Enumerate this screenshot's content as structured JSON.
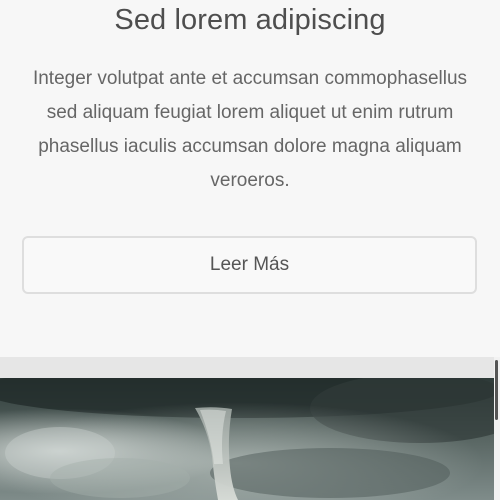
{
  "section": {
    "heading": "Sed lorem adipiscing",
    "paragraph": "Integer volutpat ante et accumsan commophasellus sed aliquam feugiat lorem aliquet ut enim rutrum phasellus iaculis accumsan dolore magna aliquam veroeros.",
    "button_label": "Leer Más"
  },
  "image": {
    "subject": "tornado-storm-photo"
  }
}
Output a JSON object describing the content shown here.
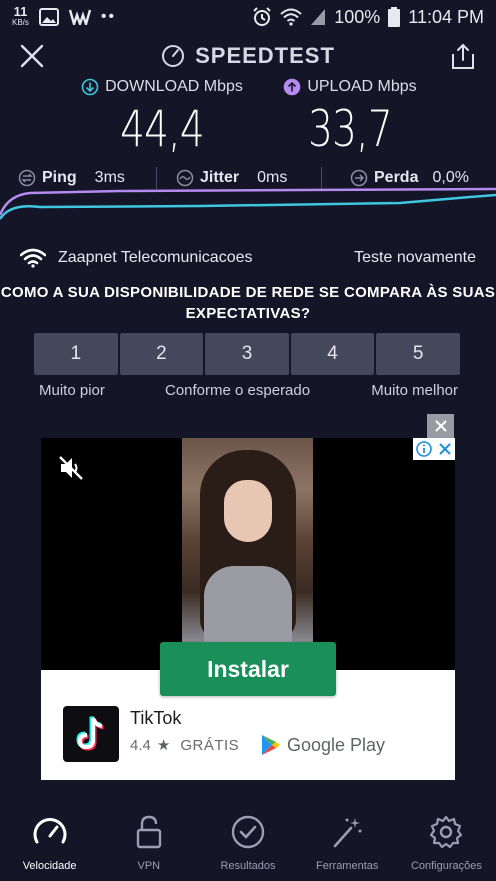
{
  "status_bar": {
    "speed_value": "11",
    "speed_unit": "KB/s",
    "battery": "100%",
    "time": "11:04 PM"
  },
  "header": {
    "title": "SPEEDTEST"
  },
  "results": {
    "download_label": "DOWNLOAD Mbps",
    "download_value": "44,4",
    "upload_label": "UPLOAD Mbps",
    "upload_value": "33,7",
    "ping_label": "Ping",
    "ping_value": "3ms",
    "jitter_label": "Jitter",
    "jitter_value": "0ms",
    "loss_label": "Perda",
    "loss_value": "0,0%"
  },
  "network": {
    "provider": "Zaapnet Telecomunicacoes",
    "retest_label": "Teste novamente"
  },
  "survey": {
    "question": "COMO A SUA DISPONIBILIDADE DE REDE SE COMPARA ÀS SUAS EXPECTATIVAS?",
    "options": [
      "1",
      "2",
      "3",
      "4",
      "5"
    ],
    "label_low": "Muito pior",
    "label_mid": "Conforme o esperado",
    "label_high": "Muito melhor"
  },
  "ad": {
    "install_label": "Instalar",
    "app_name": "TikTok",
    "rating": "4.4",
    "price": "GRÁTIS",
    "store_name": "Google Play"
  },
  "bottom_nav": {
    "items": [
      {
        "label": "Velocidade",
        "icon": "speedometer-icon",
        "active": true
      },
      {
        "label": "VPN",
        "icon": "lock-icon",
        "active": false
      },
      {
        "label": "Resultados",
        "icon": "check-circle-icon",
        "active": false
      },
      {
        "label": "Ferramentas",
        "icon": "magic-wand-icon",
        "active": false
      },
      {
        "label": "Configurações",
        "icon": "gear-icon",
        "active": false
      }
    ]
  },
  "colors": {
    "background": "#141526",
    "download_accent": "#3fc7e0",
    "upload_accent": "#b48cf0",
    "install_button": "#1a8f5a"
  }
}
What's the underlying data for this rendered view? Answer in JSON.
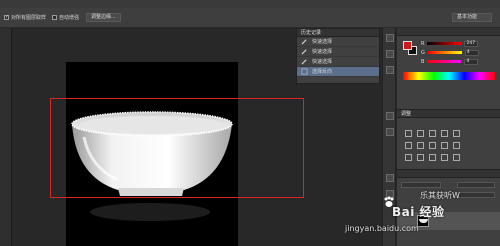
{
  "options_bar": {
    "sample_all_layers_label": "对所有图层取样",
    "auto_enhance_label": "自动增强",
    "refine_edge_label": "调整边缘...",
    "workspace_label": "基本功能"
  },
  "history_panel": {
    "tab_label": "历史记录",
    "items": [
      {
        "label": "快速选择",
        "active": false
      },
      {
        "label": "快速选择",
        "active": false
      },
      {
        "label": "快速选择",
        "active": false
      },
      {
        "label": "选择反向",
        "active": true
      }
    ]
  },
  "color_panel": {
    "foreground": "#d01818",
    "background": "#111111",
    "channels": [
      {
        "name": "R",
        "value": "247"
      },
      {
        "name": "G",
        "value": "4"
      },
      {
        "name": "B",
        "value": "4"
      }
    ]
  },
  "adjustments_panel": {
    "tab_label": "调整"
  },
  "watermark": {
    "brand": "Bai 经验",
    "account": "乐其获听W",
    "url": "jingyan.baidu.com"
  }
}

·····

◆ Exercise ◆
Quote in full the listing given above; the images are to be left out.

◆ The result ◆
Enumerate this screenshot's content as structured JSON.
{
  "section": {
    "heading": "Sed lorem adipiscing",
    "paragraph": "Integer volutpat ante et accumsan commophasellus sed aliquam feugiat lorem aliquet ut enim rutrum phasellus iaculis accumsan dolore magna aliquam veroeros.",
    "button_label": "Leer Más"
  },
  "image": {
    "subject": "tornado-storm-photo"
  }
}
Output a JSON object describing the content shown here.
{
  "status_bar": {
    "speed_value": "11",
    "speed_unit": "KB/s",
    "battery": "100%",
    "time": "11:04 PM"
  },
  "header": {
    "title": "SPEEDTEST"
  },
  "results": {
    "download_label": "DOWNLOAD Mbps",
    "download_value": "44,4",
    "upload_label": "UPLOAD Mbps",
    "upload_value": "33,7",
    "ping_label": "Ping",
    "ping_value": "3ms",
    "jitter_label": "Jitter",
    "jitter_value": "0ms",
    "loss_label": "Perda",
    "loss_value": "0,0%"
  },
  "network": {
    "provider": "Zaapnet Telecomunicacoes",
    "retest_label": "Teste novamente"
  },
  "survey": {
    "question": "COMO A SUA DISPONIBILIDADE DE REDE SE COMPARA ÀS SUAS EXPECTATIVAS?",
    "options": [
      "1",
      "2",
      "3",
      "4",
      "5"
    ],
    "label_low": "Muito pior",
    "label_mid": "Conforme o esperado",
    "label_high": "Muito melhor"
  },
  "ad": {
    "install_label": "Instalar",
    "app_name": "TikTok",
    "rating": "4.4",
    "price": "GRÁTIS",
    "store_name": "Google Play"
  },
  "bottom_nav": {
    "items": [
      {
        "label": "Velocidade",
        "icon": "speedometer-icon",
        "active": true
      },
      {
        "label": "VPN",
        "icon": "lock-icon",
        "active": false
      },
      {
        "label": "Resultados",
        "icon": "check-circle-icon",
        "active": false
      },
      {
        "label": "Ferramentas",
        "icon": "magic-wand-icon",
        "active": false
      },
      {
        "label": "Configurações",
        "icon": "gear-icon",
        "active": false
      }
    ]
  },
  "colors": {
    "background": "#141526",
    "download_accent": "#3fc7e0",
    "upload_accent": "#b48cf0",
    "install_button": "#1a8f5a"
  }
}
What's the underlying data for this rendered view? Answer in JSON.
{
  "options_bar": {
    "sample_all_layers_label": "对所有图层取样",
    "auto_enhance_label": "自动增强",
    "refine_edge_label": "调整边缘...",
    "workspace_label": "基本功能"
  },
  "history_panel": {
    "tab_label": "历史记录",
    "items": [
      {
        "label": "快速选择",
        "active": false
      },
      {
        "label": "快速选择",
        "active": false
      },
      {
        "label": "快速选择",
        "active": false
      },
      {
        "label": "选择反向",
        "active": true
      }
    ]
  },
  "color_panel": {
    "foreground": "#d01818",
    "background": "#111111",
    "channels": [
      {
        "name": "R",
        "value": "247"
      },
      {
        "name": "G",
        "value": "4"
      },
      {
        "name": "B",
        "value": "4"
      }
    ]
  },
  "adjustments_panel": {
    "tab_label": "调整"
  },
  "watermark": {
    "brand": "Bai 经验",
    "account": "乐其获听W",
    "url": "jingyan.baidu.com"
  }
}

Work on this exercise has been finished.